- **EXERCISE**:
For the copy, please give all of the data again exactly and leave the pictures out.
━━━
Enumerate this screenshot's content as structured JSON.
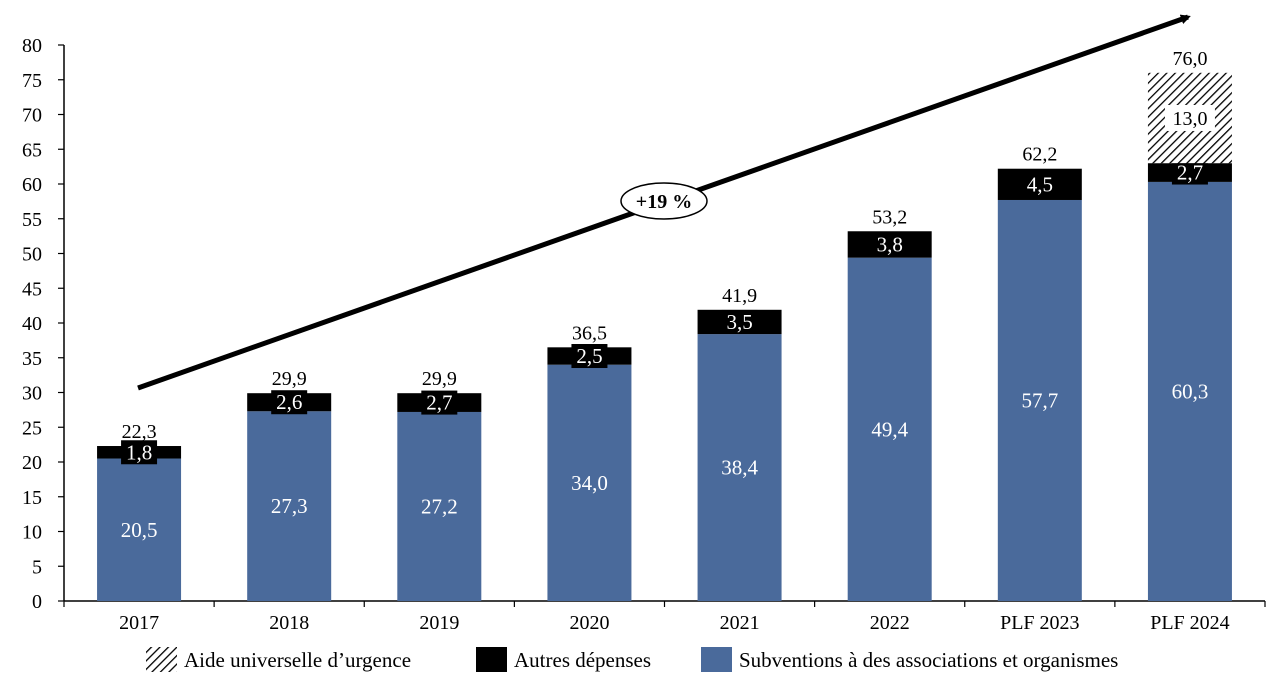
{
  "chart_data": {
    "type": "bar",
    "stacked": true,
    "categories": [
      "2017",
      "2018",
      "2019",
      "2020",
      "2021",
      "2022",
      "PLF 2023",
      "PLF 2024"
    ],
    "series": [
      {
        "name": "Subventions à des associations et organismes",
        "color": "#4a6a9b",
        "values": [
          20.5,
          27.3,
          27.2,
          34.0,
          38.4,
          49.4,
          57.7,
          60.3
        ],
        "labels": [
          "20,5",
          "27,3",
          "27,2",
          "34,0",
          "38,4",
          "49,4",
          "57,7",
          "60,3"
        ]
      },
      {
        "name": "Autres dépenses",
        "color": "#000000",
        "values": [
          1.8,
          2.6,
          2.7,
          2.5,
          3.5,
          3.8,
          4.5,
          2.7
        ],
        "labels": [
          "1,8",
          "2,6",
          "2,7",
          "2,5",
          "3,5",
          "3,8",
          "4,5",
          "2,7"
        ]
      },
      {
        "name": "Aide universelle d’urgence",
        "pattern": "hatch",
        "values": [
          0,
          0,
          0,
          0,
          0,
          0,
          0,
          13.0
        ],
        "labels": [
          "",
          "",
          "",
          "",
          "",
          "",
          "",
          "13,0"
        ]
      }
    ],
    "totals": [
      "22,3",
      "29,9",
      "29,9",
      "36,5",
      "41,9",
      "53,2",
      "62,2",
      "76,0"
    ],
    "ylim": [
      0,
      80
    ],
    "yticks": [
      "0",
      "5",
      "10",
      "15",
      "20",
      "25",
      "30",
      "35",
      "40",
      "45",
      "50",
      "55",
      "60",
      "65",
      "70",
      "75",
      "80"
    ],
    "yticks_values": [
      0,
      5,
      10,
      15,
      20,
      25,
      30,
      35,
      40,
      45,
      50,
      55,
      60,
      65,
      70,
      75,
      80
    ],
    "title": "",
    "xlabel": "",
    "ylabel": "",
    "grid": false,
    "legend_position": "bottom",
    "legend_order": [
      2,
      1,
      0
    ],
    "annotation": {
      "text": "+19 %",
      "type": "arrow-trend"
    }
  }
}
━━━
- **WRITTEN REPLY**:
Enumerate this screenshot's content as structured JSON.
{
  "chart_data": {
    "type": "bar",
    "stacked": true,
    "categories": [
      "2017",
      "2018",
      "2019",
      "2020",
      "2021",
      "2022",
      "PLF 2023",
      "PLF 2024"
    ],
    "series": [
      {
        "name": "Subventions à des associations et organismes",
        "color": "#4a6a9b",
        "values": [
          20.5,
          27.3,
          27.2,
          34.0,
          38.4,
          49.4,
          57.7,
          60.3
        ],
        "labels": [
          "20,5",
          "27,3",
          "27,2",
          "34,0",
          "38,4",
          "49,4",
          "57,7",
          "60,3"
        ]
      },
      {
        "name": "Autres dépenses",
        "color": "#000000",
        "values": [
          1.8,
          2.6,
          2.7,
          2.5,
          3.5,
          3.8,
          4.5,
          2.7
        ],
        "labels": [
          "1,8",
          "2,6",
          "2,7",
          "2,5",
          "3,5",
          "3,8",
          "4,5",
          "2,7"
        ]
      },
      {
        "name": "Aide universelle d’urgence",
        "pattern": "hatch",
        "values": [
          0,
          0,
          0,
          0,
          0,
          0,
          0,
          13.0
        ],
        "labels": [
          "",
          "",
          "",
          "",
          "",
          "",
          "",
          "13,0"
        ]
      }
    ],
    "totals": [
      "22,3",
      "29,9",
      "29,9",
      "36,5",
      "41,9",
      "53,2",
      "62,2",
      "76,0"
    ],
    "ylim": [
      0,
      80
    ],
    "yticks": [
      "0",
      "5",
      "10",
      "15",
      "20",
      "25",
      "30",
      "35",
      "40",
      "45",
      "50",
      "55",
      "60",
      "65",
      "70",
      "75",
      "80"
    ],
    "yticks_values": [
      0,
      5,
      10,
      15,
      20,
      25,
      30,
      35,
      40,
      45,
      50,
      55,
      60,
      65,
      70,
      75,
      80
    ],
    "title": "",
    "xlabel": "",
    "ylabel": "",
    "grid": false,
    "legend_position": "bottom",
    "legend_order": [
      2,
      1,
      0
    ],
    "annotation": {
      "text": "+19 %",
      "type": "arrow-trend"
    }
  }
}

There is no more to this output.